## DIRECTIVE
Where a line holds "title", copy it.

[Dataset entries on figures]
[start]
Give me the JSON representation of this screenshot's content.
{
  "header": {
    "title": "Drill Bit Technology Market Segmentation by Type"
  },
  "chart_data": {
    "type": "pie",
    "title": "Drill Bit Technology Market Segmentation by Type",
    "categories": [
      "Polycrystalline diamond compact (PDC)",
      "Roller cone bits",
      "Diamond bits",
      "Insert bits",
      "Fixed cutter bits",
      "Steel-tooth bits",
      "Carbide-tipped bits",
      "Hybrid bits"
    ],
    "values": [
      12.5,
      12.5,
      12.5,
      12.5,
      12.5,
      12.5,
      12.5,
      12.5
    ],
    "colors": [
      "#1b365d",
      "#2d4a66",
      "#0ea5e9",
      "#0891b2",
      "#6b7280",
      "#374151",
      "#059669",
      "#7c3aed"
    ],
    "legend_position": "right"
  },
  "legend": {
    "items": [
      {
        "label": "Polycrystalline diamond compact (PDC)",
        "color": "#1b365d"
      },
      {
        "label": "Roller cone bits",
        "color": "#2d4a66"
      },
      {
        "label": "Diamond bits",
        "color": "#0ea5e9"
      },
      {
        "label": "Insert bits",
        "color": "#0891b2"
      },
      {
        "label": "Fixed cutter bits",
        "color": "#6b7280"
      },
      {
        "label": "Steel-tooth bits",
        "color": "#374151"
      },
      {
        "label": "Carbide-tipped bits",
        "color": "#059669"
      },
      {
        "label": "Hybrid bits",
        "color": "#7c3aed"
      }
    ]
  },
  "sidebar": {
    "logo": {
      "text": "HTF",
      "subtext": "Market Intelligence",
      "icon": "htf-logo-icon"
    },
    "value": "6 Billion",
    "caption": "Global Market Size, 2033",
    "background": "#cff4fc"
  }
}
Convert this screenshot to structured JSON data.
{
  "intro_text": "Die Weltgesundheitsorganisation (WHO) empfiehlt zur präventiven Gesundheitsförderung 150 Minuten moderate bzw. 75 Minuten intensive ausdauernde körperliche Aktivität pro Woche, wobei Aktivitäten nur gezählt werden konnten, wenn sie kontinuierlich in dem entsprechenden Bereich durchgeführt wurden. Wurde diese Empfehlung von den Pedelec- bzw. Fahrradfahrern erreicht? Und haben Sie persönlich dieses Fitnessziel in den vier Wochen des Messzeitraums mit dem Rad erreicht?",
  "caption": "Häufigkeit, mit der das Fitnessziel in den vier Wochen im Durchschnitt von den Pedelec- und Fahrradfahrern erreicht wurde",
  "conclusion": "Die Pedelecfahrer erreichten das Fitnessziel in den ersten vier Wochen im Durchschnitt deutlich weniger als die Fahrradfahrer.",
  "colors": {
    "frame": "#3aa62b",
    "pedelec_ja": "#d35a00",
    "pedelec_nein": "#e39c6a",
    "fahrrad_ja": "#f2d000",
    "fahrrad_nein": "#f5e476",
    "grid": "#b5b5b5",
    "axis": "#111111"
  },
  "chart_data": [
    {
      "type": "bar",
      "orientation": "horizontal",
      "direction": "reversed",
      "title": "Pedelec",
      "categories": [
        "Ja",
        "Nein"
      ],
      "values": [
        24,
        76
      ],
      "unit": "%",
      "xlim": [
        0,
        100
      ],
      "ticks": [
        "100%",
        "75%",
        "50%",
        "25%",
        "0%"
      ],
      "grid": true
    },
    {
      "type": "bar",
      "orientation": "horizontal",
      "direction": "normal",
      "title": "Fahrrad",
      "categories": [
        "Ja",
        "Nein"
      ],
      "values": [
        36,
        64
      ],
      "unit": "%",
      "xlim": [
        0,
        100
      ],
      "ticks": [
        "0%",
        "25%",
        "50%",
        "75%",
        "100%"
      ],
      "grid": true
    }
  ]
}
[end]
## REPLY TO THE EXERCISE
    "title": "Drill Bit Technology Market Segmentation by Type"
    "title": "Drill Bit Technology Market Segmentation by Type",
      "title": "Pedelec",
      "title": "Fahrrad",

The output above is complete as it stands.